_Given exercise_:
Copy out the material word for word, everything from the line containing "Patent image size: (963, 622)." down to the line containing "The output terminal 211 is at (814, 284).", including both of those lines.

(Stored data)

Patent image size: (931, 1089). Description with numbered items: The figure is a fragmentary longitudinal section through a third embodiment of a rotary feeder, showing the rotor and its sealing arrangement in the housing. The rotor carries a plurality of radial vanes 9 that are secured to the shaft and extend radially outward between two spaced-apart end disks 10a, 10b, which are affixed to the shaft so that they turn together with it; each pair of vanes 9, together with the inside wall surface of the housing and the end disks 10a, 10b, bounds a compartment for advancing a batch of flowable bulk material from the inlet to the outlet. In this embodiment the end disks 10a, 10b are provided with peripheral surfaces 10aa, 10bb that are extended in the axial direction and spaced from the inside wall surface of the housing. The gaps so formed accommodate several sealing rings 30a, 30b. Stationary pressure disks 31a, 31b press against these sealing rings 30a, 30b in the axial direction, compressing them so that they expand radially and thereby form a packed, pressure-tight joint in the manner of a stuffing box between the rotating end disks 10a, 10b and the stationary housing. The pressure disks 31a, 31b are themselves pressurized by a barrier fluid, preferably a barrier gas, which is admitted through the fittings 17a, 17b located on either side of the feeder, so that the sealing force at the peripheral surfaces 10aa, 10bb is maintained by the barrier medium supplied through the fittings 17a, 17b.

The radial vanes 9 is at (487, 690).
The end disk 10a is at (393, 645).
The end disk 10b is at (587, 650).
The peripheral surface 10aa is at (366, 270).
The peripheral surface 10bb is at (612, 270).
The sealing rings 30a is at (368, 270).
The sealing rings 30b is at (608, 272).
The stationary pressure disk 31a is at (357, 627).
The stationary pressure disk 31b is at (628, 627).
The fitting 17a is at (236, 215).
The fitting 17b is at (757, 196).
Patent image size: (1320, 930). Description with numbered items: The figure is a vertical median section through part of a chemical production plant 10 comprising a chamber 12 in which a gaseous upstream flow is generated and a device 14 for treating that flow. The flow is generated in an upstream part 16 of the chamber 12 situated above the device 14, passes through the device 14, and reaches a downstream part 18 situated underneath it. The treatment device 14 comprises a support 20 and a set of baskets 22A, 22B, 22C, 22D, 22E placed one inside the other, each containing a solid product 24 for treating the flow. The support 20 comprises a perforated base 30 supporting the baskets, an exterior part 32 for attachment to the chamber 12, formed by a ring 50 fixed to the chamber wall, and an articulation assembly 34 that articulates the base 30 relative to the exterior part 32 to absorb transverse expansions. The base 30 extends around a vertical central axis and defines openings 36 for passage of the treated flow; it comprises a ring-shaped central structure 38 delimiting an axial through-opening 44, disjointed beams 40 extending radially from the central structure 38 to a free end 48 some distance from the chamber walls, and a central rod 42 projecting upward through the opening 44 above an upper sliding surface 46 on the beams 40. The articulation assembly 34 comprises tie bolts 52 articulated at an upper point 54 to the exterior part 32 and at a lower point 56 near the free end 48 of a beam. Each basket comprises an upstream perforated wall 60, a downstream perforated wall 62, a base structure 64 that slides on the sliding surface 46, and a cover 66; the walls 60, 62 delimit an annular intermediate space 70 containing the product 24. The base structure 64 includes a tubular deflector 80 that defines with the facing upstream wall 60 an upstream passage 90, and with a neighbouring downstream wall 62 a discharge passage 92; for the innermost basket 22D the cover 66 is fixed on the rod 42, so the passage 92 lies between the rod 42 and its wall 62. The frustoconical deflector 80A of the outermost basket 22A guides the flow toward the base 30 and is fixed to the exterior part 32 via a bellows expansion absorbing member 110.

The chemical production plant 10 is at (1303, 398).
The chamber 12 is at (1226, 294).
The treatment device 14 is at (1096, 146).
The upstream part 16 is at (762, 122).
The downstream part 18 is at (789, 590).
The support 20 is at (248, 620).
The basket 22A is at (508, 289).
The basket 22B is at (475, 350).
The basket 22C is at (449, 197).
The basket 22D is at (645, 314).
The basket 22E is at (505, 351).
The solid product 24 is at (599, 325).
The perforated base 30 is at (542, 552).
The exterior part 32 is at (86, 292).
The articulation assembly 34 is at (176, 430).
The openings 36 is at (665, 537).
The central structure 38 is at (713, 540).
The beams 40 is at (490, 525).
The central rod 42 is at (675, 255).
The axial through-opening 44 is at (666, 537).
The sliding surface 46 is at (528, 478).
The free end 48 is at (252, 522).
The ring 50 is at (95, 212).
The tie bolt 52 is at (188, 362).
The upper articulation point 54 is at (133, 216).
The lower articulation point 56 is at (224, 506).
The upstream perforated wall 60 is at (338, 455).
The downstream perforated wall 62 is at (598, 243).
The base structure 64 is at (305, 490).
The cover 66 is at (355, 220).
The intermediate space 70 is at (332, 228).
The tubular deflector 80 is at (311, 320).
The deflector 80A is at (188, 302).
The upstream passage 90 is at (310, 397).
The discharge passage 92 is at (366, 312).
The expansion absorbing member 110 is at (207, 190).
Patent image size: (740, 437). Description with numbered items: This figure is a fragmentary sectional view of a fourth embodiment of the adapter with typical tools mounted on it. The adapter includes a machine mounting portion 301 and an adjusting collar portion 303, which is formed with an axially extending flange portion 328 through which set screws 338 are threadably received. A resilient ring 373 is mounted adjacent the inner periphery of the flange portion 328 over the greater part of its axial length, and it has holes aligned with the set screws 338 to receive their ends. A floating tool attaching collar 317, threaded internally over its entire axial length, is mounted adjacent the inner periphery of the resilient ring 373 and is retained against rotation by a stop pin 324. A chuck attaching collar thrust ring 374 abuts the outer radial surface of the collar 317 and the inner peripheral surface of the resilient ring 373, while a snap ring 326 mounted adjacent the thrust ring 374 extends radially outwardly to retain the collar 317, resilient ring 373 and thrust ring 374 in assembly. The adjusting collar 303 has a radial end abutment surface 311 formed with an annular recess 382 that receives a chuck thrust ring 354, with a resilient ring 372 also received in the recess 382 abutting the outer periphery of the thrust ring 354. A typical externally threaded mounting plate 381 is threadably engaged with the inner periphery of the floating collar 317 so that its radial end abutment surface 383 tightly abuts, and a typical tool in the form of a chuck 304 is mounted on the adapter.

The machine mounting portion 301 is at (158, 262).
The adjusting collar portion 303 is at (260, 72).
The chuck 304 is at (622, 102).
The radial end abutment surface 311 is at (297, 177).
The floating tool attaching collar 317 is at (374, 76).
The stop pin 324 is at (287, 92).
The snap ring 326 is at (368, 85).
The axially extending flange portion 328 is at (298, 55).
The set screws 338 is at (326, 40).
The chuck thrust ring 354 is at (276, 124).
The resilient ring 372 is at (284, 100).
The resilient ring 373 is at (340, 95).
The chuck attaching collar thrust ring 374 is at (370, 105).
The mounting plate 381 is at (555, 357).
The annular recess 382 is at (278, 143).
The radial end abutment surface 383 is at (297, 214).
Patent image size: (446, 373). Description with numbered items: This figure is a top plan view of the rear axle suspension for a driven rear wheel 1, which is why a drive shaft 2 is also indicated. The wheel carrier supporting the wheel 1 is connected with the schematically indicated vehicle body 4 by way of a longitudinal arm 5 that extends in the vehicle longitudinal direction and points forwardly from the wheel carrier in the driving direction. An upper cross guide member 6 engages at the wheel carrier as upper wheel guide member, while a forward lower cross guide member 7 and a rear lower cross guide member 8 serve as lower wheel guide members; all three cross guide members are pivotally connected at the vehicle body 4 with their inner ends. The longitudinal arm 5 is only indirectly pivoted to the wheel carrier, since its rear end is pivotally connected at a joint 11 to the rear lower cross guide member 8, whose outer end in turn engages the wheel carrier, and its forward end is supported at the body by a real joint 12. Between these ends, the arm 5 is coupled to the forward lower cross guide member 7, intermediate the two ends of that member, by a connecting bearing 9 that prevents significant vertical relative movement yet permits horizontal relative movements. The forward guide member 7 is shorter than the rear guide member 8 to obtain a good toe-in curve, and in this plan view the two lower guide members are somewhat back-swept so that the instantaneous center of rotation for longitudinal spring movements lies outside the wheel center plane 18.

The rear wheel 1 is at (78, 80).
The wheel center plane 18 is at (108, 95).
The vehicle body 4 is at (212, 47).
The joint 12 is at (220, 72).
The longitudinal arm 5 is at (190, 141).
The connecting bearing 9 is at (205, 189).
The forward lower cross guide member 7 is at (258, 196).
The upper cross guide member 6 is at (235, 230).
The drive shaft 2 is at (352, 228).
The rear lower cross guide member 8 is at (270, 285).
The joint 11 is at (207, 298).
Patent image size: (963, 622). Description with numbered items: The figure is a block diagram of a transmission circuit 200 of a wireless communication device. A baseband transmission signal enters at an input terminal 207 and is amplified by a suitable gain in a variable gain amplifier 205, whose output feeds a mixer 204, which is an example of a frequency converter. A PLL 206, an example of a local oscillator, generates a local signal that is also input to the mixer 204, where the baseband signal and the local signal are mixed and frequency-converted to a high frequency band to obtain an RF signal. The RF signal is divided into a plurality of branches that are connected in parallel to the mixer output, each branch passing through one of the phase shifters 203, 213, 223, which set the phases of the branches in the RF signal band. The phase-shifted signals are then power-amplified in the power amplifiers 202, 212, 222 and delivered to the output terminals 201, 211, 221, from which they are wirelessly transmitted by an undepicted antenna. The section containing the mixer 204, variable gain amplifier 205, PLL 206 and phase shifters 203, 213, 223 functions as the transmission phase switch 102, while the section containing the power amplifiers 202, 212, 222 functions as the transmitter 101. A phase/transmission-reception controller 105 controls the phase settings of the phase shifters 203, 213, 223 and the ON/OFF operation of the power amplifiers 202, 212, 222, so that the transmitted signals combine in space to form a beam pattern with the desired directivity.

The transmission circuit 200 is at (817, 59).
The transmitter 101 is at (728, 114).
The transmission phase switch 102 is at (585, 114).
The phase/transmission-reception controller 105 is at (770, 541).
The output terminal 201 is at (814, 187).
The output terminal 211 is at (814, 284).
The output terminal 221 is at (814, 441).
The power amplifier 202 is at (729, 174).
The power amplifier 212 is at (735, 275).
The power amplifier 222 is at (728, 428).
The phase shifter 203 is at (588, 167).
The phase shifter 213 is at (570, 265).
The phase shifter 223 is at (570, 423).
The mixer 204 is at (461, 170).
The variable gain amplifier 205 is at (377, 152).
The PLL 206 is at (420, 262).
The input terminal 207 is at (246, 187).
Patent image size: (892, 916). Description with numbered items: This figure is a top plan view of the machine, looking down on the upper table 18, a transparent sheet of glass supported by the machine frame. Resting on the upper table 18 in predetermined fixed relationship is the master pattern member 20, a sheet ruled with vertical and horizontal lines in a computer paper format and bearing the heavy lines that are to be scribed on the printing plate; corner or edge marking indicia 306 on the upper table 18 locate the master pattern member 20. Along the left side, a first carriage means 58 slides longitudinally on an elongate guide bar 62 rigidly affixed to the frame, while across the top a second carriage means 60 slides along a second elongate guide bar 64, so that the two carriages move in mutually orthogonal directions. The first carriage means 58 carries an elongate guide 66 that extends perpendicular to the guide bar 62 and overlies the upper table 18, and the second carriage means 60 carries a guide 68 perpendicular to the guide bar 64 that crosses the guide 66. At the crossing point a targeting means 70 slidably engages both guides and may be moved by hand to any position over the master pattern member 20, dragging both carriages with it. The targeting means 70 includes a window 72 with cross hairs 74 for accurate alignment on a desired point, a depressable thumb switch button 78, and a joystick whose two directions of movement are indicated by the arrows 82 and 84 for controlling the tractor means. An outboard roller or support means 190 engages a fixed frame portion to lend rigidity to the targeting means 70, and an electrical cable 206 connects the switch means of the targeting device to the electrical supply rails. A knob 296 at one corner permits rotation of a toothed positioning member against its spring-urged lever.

_Result of the task_:
Patent image size: (963, 622). Description with numbered items: The figure is a block diagram of a transmission circuit 200 of a wireless communication device. A baseband transmission signal enters at an input terminal 207 and is amplified by a suitable gain in a variable gain amplifier 205, whose output feeds a mixer 204, which is an example of a frequency converter. A PLL 206, an example of a local oscillator, generates a local signal that is also input to the mixer 204, where the baseband signal and the local signal are mixed and frequency-converted to a high frequency band to obtain an RF signal. The RF signal is divided into a plurality of branches that are connected in parallel to the mixer output, each branch passing through one of the phase shifters 203, 213, 223, which set the phases of the branches in the RF signal band. The phase-shifted signals are then power-amplified in the power amplifiers 202, 212, 222 and delivered to the output terminals 201, 211, 221, from which they are wirelessly transmitted by an undepicted antenna. The section containing the mixer 204, variable gain amplifier 205, PLL 206 and phase shifters 203, 213, 223 functions as the transmission phase switch 102, while the section containing the power amplifiers 202, 212, 222 functions as the transmitter 101. A phase/transmission-reception controller 105 controls the phase settings of the phase shifters 203, 213, 223 and the ON/OFF operation of the power amplifiers 202, 212, 222, so that the transmitted signals combine in space to form a beam pattern with the desired directivity.

The transmission circuit 200 is at (817, 59).
The transmitter 101 is at (728, 114).
The transmission phase switch 102 is at (585, 114).
The phase/transmission-reception controller 105 is at (770, 541).
The output terminal 201 is at (814, 187).
The output terminal 211 is at (814, 284).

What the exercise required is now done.